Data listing
::::
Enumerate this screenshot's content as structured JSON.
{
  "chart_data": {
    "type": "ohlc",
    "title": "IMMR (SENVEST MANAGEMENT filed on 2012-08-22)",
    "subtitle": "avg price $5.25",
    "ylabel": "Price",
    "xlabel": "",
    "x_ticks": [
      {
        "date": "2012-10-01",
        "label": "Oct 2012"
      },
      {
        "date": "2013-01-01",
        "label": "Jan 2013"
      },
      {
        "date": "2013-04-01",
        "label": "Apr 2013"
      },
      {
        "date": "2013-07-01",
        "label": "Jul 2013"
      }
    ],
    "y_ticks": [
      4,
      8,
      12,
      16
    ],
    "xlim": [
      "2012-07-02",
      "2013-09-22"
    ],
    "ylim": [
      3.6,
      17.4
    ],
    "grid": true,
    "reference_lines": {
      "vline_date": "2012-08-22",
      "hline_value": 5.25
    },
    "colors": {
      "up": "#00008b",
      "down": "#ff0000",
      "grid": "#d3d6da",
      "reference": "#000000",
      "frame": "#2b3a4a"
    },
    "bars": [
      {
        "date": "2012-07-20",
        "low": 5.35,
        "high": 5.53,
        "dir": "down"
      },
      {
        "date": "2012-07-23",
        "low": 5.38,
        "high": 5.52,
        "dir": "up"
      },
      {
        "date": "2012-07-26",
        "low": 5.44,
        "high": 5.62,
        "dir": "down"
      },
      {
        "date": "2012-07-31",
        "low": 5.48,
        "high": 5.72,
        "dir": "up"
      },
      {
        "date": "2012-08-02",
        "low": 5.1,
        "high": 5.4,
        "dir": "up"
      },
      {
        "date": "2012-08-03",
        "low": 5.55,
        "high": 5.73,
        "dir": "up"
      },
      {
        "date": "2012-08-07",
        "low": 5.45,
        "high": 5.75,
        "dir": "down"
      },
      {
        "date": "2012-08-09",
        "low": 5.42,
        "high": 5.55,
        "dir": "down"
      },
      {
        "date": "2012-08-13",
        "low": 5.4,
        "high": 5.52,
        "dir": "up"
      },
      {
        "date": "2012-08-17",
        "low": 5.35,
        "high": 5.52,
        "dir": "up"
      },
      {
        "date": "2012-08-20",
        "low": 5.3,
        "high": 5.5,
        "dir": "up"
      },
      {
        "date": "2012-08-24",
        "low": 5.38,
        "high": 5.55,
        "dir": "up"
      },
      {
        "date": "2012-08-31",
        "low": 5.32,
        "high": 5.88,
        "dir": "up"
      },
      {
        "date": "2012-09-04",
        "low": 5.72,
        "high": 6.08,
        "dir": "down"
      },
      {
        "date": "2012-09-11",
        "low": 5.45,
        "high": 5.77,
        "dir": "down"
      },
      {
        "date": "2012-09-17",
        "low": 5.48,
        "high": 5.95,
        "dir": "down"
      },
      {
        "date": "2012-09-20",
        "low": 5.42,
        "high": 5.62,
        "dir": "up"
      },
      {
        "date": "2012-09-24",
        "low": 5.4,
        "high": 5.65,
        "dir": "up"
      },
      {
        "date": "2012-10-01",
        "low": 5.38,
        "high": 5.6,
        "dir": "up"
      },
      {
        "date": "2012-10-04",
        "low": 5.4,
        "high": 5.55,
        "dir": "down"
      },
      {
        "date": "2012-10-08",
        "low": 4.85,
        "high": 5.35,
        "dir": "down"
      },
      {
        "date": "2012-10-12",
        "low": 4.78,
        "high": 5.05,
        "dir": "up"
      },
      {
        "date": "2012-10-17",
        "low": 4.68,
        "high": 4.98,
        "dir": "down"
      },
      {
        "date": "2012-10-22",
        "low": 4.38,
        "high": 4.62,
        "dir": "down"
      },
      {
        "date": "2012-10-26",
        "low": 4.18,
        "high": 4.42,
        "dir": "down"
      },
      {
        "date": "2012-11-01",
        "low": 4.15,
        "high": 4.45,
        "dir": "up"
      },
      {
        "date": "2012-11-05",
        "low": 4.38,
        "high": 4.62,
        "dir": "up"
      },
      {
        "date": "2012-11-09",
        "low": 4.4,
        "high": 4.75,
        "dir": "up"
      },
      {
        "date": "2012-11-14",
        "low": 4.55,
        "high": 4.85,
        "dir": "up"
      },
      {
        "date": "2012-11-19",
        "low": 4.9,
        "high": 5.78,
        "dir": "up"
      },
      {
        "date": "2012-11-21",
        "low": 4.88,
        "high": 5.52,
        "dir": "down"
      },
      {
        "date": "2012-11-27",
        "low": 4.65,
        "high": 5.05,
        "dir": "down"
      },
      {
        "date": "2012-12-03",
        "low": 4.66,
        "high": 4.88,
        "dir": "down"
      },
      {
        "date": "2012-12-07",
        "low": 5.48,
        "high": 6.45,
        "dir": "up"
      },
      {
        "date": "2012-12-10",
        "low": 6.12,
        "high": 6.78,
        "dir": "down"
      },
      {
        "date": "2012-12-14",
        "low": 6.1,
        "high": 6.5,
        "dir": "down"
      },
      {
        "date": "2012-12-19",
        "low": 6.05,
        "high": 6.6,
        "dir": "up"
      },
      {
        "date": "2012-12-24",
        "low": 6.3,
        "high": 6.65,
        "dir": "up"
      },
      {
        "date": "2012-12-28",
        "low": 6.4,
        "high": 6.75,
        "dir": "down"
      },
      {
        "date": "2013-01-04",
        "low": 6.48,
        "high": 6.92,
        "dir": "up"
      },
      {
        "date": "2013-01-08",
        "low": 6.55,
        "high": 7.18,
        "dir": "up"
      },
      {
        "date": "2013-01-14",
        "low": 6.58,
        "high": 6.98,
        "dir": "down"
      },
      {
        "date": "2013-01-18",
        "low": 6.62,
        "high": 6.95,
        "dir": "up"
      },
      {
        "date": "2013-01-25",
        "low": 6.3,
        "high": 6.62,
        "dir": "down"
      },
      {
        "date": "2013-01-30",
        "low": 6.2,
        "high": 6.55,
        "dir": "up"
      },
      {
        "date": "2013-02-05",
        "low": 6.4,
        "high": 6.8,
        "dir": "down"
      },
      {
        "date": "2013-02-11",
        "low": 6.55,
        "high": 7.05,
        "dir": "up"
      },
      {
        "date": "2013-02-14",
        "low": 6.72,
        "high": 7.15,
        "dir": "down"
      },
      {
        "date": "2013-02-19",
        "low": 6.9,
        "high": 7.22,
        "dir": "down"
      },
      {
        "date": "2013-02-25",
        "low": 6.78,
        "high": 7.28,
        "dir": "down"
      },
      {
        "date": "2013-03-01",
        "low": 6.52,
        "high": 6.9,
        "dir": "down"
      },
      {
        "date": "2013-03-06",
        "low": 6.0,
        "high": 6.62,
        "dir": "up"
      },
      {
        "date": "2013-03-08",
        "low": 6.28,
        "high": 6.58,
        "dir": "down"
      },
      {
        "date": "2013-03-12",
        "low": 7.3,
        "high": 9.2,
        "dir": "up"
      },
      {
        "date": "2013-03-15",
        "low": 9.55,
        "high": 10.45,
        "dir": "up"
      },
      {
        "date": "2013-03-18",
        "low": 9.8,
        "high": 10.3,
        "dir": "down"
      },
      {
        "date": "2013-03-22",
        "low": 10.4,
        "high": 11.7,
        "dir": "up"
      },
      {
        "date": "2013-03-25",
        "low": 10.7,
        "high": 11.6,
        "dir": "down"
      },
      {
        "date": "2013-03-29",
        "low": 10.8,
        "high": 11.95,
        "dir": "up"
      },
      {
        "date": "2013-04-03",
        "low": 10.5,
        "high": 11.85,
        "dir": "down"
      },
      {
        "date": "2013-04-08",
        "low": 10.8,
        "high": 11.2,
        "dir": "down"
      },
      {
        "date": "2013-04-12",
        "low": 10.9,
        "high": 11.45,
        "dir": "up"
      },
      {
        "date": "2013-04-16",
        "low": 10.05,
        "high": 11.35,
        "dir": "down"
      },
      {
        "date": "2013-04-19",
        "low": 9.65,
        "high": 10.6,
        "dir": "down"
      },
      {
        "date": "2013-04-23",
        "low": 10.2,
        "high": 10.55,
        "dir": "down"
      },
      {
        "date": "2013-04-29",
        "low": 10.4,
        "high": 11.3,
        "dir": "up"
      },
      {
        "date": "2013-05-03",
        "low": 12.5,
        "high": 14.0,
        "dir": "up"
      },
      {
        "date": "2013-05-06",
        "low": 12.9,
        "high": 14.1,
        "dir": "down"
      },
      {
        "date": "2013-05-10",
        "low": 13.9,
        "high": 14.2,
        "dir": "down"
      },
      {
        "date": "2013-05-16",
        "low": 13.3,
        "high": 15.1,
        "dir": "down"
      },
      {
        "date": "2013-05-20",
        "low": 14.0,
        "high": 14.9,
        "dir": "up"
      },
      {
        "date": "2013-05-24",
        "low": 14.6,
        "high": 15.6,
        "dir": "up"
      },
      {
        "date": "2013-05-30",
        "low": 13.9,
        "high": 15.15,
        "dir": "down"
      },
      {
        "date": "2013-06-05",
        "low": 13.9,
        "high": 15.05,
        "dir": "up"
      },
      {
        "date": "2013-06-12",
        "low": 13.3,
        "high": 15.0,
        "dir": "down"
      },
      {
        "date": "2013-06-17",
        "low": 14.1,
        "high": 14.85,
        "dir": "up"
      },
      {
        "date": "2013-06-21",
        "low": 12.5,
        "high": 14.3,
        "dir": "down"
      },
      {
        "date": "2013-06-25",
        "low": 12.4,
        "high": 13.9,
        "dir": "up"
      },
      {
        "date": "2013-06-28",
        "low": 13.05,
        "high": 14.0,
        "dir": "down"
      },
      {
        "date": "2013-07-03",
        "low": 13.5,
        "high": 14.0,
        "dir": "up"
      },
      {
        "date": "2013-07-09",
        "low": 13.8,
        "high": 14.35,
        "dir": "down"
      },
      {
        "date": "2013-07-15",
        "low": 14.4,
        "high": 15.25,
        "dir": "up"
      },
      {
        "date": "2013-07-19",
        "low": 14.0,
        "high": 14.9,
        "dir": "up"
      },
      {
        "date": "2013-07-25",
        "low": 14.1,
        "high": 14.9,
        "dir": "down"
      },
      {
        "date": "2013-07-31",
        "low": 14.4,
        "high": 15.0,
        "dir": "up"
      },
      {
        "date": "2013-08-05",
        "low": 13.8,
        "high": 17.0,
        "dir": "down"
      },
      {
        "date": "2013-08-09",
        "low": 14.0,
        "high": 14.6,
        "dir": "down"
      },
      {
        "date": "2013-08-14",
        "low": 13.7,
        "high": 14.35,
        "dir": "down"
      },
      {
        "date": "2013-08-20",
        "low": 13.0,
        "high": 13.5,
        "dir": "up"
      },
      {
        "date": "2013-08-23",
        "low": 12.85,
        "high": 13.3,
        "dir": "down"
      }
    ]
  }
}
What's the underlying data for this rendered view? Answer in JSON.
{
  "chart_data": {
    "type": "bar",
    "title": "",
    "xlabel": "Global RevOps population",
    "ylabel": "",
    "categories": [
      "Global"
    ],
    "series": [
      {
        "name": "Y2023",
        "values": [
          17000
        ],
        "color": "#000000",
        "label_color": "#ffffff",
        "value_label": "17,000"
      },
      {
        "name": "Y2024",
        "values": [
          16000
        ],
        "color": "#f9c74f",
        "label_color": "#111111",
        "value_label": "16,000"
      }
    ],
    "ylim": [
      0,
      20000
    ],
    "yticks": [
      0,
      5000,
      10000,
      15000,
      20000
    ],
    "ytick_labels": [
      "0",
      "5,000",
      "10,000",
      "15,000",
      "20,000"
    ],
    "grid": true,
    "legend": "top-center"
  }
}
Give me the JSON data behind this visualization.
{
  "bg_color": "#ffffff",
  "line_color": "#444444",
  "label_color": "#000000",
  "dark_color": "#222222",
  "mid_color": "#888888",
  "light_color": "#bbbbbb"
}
::::
(STATED GOAL) Take every line from the records above that has the word "JSON" and copy it.

(RESULT OF THIS TASK)
Enumerate this screenshot's content as structured JSON.
What's the underlying data for this rendered view? Answer in JSON.
Give me the JSON data behind this visualization.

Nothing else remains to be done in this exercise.